Data supplied =>
"""
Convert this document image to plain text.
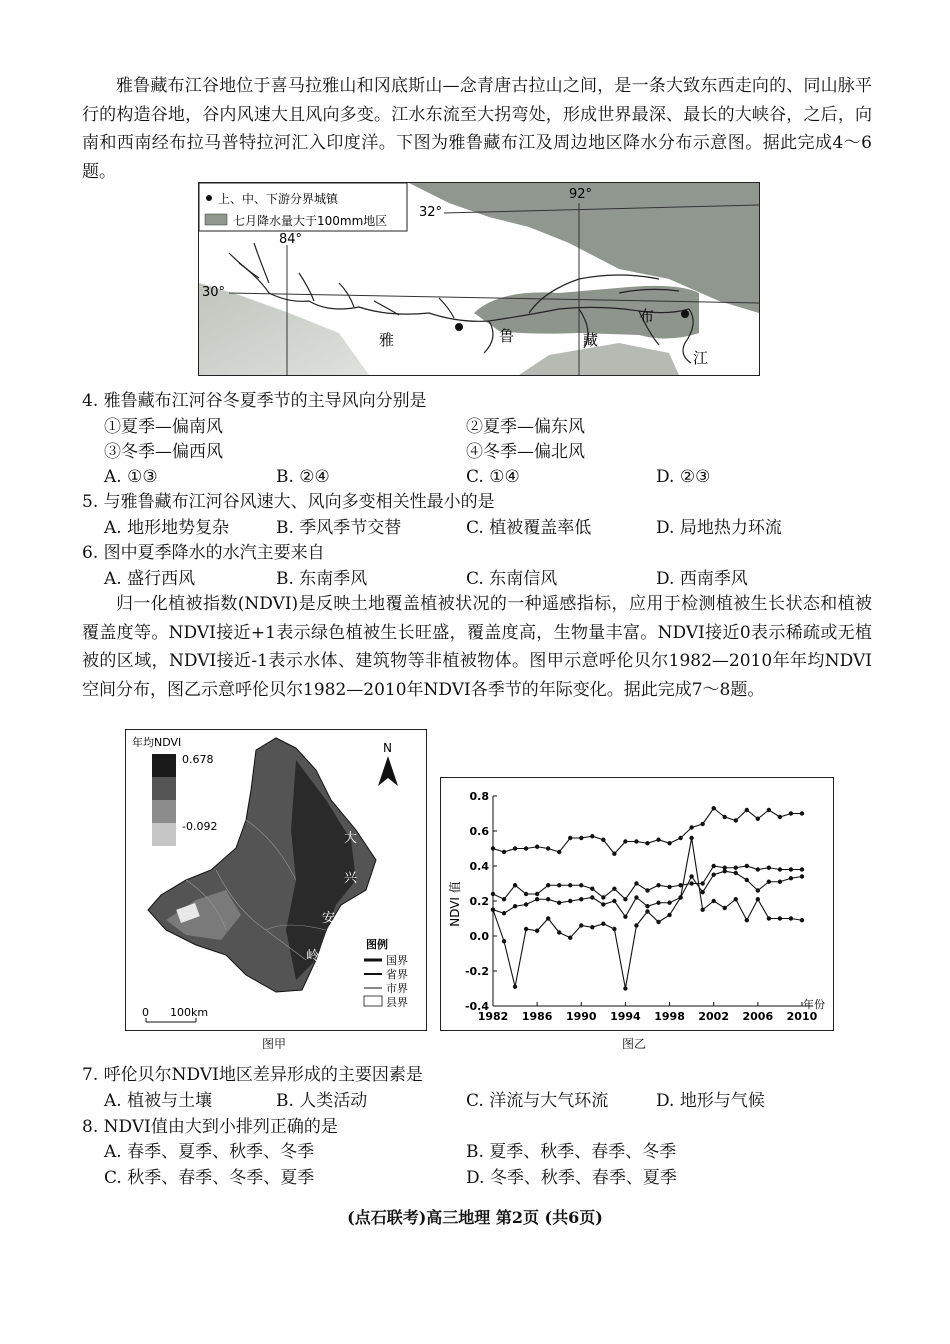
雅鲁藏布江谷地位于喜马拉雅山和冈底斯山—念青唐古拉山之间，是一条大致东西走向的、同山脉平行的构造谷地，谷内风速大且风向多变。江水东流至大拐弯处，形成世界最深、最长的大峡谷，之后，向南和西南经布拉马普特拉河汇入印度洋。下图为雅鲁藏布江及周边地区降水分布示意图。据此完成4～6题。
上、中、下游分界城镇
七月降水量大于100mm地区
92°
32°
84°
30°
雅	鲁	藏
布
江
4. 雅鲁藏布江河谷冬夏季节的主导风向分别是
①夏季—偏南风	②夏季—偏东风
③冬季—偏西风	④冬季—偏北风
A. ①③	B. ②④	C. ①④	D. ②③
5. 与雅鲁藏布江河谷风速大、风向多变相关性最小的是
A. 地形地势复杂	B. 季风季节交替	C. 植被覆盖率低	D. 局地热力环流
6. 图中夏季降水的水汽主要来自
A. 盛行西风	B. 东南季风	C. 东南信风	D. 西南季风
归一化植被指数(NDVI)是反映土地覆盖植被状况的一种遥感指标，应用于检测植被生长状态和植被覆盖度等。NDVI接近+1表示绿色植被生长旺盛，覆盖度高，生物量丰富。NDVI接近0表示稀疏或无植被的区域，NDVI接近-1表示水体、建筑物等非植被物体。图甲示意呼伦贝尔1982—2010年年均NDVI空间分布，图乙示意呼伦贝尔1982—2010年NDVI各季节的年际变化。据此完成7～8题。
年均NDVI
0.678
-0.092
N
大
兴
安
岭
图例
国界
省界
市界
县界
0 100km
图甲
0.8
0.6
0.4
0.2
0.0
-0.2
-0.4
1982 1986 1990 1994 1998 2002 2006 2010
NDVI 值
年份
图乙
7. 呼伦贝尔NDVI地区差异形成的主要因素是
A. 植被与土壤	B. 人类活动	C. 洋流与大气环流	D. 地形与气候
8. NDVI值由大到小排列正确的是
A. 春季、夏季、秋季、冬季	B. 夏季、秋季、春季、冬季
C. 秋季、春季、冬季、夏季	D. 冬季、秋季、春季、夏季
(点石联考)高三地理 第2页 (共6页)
"""
Problem to solve =>
Nothing but the pictures may be dropped; output the records above exactly.

Result of this task =>
Convert this document image to plain text.
雅鲁藏布江谷地位于喜马拉雅山和冈底斯山—念青唐古拉山之间，是一条大致东西走向的、同山脉平行的构造谷地，谷内风速大且风向多变。江水东流至大拐弯处，形成世界最深、最长的大峡谷，之后，向南和西南经布拉马普特拉河汇入印度洋。下图为雅鲁藏布江及周边地区降水分布示意图。据此完成4～6题。
上、中、下游分界城镇
七月降水量大于100mm地区
92°
32°
84°
30°
雅	鲁	藏
布
江
4. 雅鲁藏布江河谷冬夏季节的主导风向分别是
①夏季—偏南风	②夏季—偏东风
③冬季—偏西风	④冬季—偏北风
A. ①③	B. ②④	C. ①④	D. ②③
5. 与雅鲁藏布江河谷风速大、风向多变相关性最小的是
A. 地形地势复杂	B. 季风季节交替	C. 植被覆盖率低	D. 局地热力环流
6. 图中夏季降水的水汽主要来自
A. 盛行西风	B. 东南季风	C. 东南信风	D. 西南季风
归一化植被指数(NDVI)是反映土地覆盖植被状况的一种遥感指标，应用于检测植被生长状态和植被覆盖度等。NDVI接近+1表示绿色植被生长旺盛，覆盖度高，生物量丰富。NDVI接近0表示稀疏或无植被的区域，NDVI接近-1表示水体、建筑物等非植被物体。图甲示意呼伦贝尔1982—2010年年均NDVI空间分布，图乙示意呼伦贝尔1982—2010年NDVI各季节的年际变化。据此完成7～8题。
年均NDVI
0.678
-0.092
N
大
兴
安
岭
图例
国界
省界
市界
县界
0 100km
图甲
0.8
0.6
0.4
0.2
0.0
-0.2
-0.4
1982 1986 1990 1994 1998 2002 2006 2010
NDVI 值
年份
图乙
7. 呼伦贝尔NDVI地区差异形成的主要因素是
A. 植被与土壤	B. 人类活动	C. 洋流与大气环流	D. 地形与气候
8. NDVI值由大到小排列正确的是
A. 春季、夏季、秋季、冬季	B. 夏季、秋季、春季、冬季
C. 秋季、春季、冬季、夏季	D. 冬季、秋季、春季、夏季
(点石联考)高三地理 第2页 (共6页)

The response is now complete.